> **WHAT THE TASK REQUIRES**
Lines holding the string "above" are the ones to copy; find them all in the data.

> **INPUT FOR THIS TASK**
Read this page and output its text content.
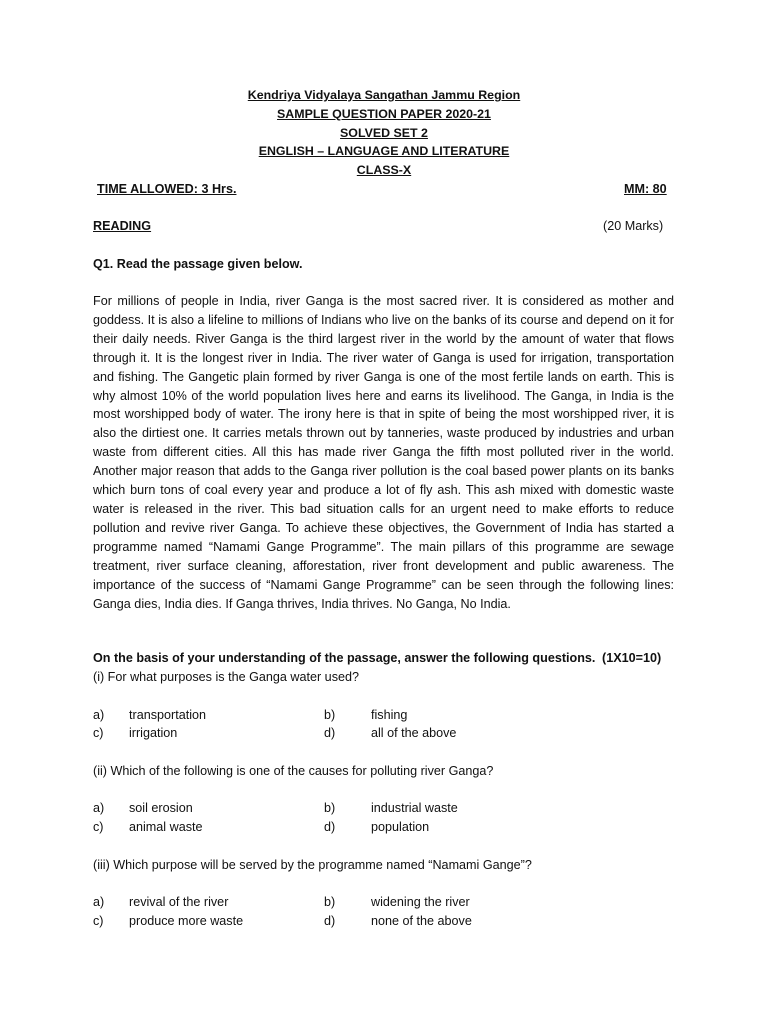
Kendriya Vidyalaya Sangathan Jammu Region
SAMPLE QUESTION PAPER 2020-21
SOLVED SET 2
ENGLISH – LANGUAGE AND LITERATURE
CLASS-X
TIME ALLOWED: 3 Hrs.	MM: 80
READING	(20 Marks)
Q1. Read the passage given below.
For millions of people in India, river Ganga is the most sacred river. It is considered as mother and goddess. It is also a lifeline to millions of Indians who live on the banks of its course and depend on it for their daily needs. River Ganga is the third largest river in the world by the amount of water that flows through it. It is the longest river in India. The river water of Ganga is used for irrigation, transportation and fishing. The Gangetic plain formed by river Ganga is one of the most fertile lands on earth. This is why almost 10% of the world population lives here and earns its livelihood. The Ganga, in India is the most worshipped body of water. The irony here is that in spite of being the most worshipped river, it is also the dirtiest one. It carries metals thrown out by tanneries, waste produced by industries and urban waste from different cities. All this has made river Ganga the fifth most polluted river in the world. Another major reason that adds to the Ganga river pollution is the coal based power plants on its banks which burn tons of coal every year and produce a lot of fly ash. This ash mixed with domestic waste water is released in the river. This bad situation calls for an urgent need to make efforts to reduce pollution and revive river Ganga. To achieve these objectives, the Government of India has started a programme named “Namami Gange Programme”. The main pillars of this programme are sewage treatment, river surface cleaning, afforestation, river front development and public awareness. The importance of the success of “Namami Gange Programme” can be seen through the following lines: Ganga dies, India dies. If Ganga thrives, India thrives. No Ganga, No India.
On the basis of your understanding of the passage, answer the following questions. (1X10=10)
(i) For what purposes is the Ganga water used?
a) transportation	b)	fishing
c) irrigation	d)	all of the above
(ii) Which of the following is one of the causes for polluting river Ganga?
a) soil erosion	b)	industrial waste
c) animal waste	d)	population
(iii) Which purpose will be served by the programme named “Namami Gange”?
a) revival of the river	b)	widening the river
c) produce more waste	d)	none of the above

> **WORKED ANSWER**
c) irrigation	d)	all of the above
c) produce more waste	d)	none of the above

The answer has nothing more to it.